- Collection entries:
■ ■ ■ ■ ■

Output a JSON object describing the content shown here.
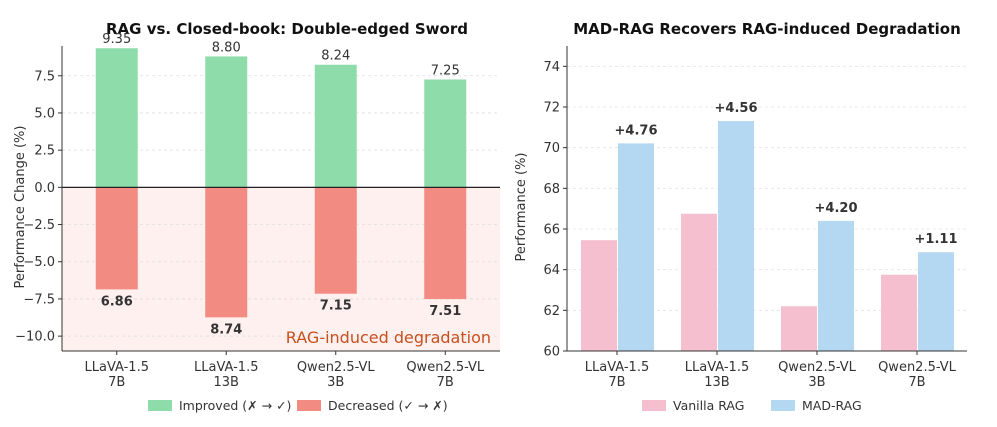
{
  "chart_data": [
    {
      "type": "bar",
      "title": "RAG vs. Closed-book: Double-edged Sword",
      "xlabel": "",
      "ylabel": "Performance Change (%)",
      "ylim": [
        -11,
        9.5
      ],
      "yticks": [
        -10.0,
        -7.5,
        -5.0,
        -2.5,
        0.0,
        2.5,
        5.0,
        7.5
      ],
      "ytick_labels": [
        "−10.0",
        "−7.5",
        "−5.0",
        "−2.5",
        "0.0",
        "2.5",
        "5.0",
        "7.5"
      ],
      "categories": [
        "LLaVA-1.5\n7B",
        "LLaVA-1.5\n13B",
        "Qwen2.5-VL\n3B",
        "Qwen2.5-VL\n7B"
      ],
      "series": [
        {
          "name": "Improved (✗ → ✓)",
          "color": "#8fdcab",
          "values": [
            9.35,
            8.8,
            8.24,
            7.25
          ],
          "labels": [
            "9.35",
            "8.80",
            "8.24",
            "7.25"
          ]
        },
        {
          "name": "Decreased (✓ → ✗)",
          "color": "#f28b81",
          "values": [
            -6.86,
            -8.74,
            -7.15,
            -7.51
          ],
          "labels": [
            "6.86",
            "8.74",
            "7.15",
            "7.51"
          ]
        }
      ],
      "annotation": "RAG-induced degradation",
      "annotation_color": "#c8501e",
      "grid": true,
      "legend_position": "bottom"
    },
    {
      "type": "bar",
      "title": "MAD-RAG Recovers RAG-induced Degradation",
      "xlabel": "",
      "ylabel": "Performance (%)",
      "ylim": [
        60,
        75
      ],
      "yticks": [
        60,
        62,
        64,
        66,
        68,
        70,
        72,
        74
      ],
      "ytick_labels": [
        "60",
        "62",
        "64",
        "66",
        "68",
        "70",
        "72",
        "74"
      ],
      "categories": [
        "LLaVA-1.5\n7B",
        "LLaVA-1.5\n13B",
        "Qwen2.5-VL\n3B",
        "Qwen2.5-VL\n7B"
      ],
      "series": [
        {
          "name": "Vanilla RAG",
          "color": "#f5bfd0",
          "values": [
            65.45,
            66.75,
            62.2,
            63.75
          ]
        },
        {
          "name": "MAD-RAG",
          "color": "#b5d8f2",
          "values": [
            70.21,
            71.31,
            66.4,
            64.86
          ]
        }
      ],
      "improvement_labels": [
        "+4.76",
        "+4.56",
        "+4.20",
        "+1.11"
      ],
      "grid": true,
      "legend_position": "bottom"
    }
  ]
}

■ ■ ■ ■ ■

- PROBLEM REQUIREMENTS: Transcribe each line above verbatim, with the pictures left out.

- CORRECT ANSWER:
Output a JSON object describing the content shown here.
{
  "chart_data": [
    {
      "type": "bar",
      "title": "RAG vs. Closed-book: Double-edged Sword",
      "xlabel": "",
      "ylabel": "Performance Change (%)",
      "ylim": [
        -11,
        9.5
      ],
      "yticks": [
        -10.0,
        -7.5,
        -5.0,
        -2.5,
        0.0,
        2.5,
        5.0,
        7.5
      ],
      "ytick_labels": [
        "−10.0",
        "−7.5",
        "−5.0",
        "−2.5",
        "0.0",
        "2.5",
        "5.0",
        "7.5"
      ],
      "categories": [
        "LLaVA-1.5\n7B",
        "LLaVA-1.5\n13B",
        "Qwen2.5-VL\n3B",
        "Qwen2.5-VL\n7B"
      ],
      "series": [
        {
          "name": "Improved (✗ → ✓)",
          "color": "#8fdcab",
          "values": [
            9.35,
            8.8,
            8.24,
            7.25
          ],
          "labels": [
            "9.35",
            "8.80",
            "8.24",
            "7.25"
          ]
        },
        {
          "name": "Decreased (✓ → ✗)",
          "color": "#f28b81",
          "values": [
            -6.86,
            -8.74,
            -7.15,
            -7.51
          ],
          "labels": [
            "6.86",
            "8.74",
            "7.15",
            "7.51"
          ]
        }
      ],
      "annotation": "RAG-induced degradation",
      "annotation_color": "#c8501e",
      "grid": true,
      "legend_position": "bottom"
    },
    {
      "type": "bar",
      "title": "MAD-RAG Recovers RAG-induced Degradation",
      "xlabel": "",
      "ylabel": "Performance (%)",
      "ylim": [
        60,
        75
      ],
      "yticks": [
        60,
        62,
        64,
        66,
        68,
        70,
        72,
        74
      ],
      "ytick_labels": [
        "60",
        "62",
        "64",
        "66",
        "68",
        "70",
        "72",
        "74"
      ],
      "categories": [
        "LLaVA-1.5\n7B",
        "LLaVA-1.5\n13B",
        "Qwen2.5-VL\n3B",
        "Qwen2.5-VL\n7B"
      ],
      "series": [
        {
          "name": "Vanilla RAG",
          "color": "#f5bfd0",
          "values": [
            65.45,
            66.75,
            62.2,
            63.75
          ]
        },
        {
          "name": "MAD-RAG",
          "color": "#b5d8f2",
          "values": [
            70.21,
            71.31,
            66.4,
            64.86
          ]
        }
      ],
      "improvement_labels": [
        "+4.76",
        "+4.56",
        "+4.20",
        "+1.11"
      ],
      "grid": true,
      "legend_position": "bottom"
    }
  ]
}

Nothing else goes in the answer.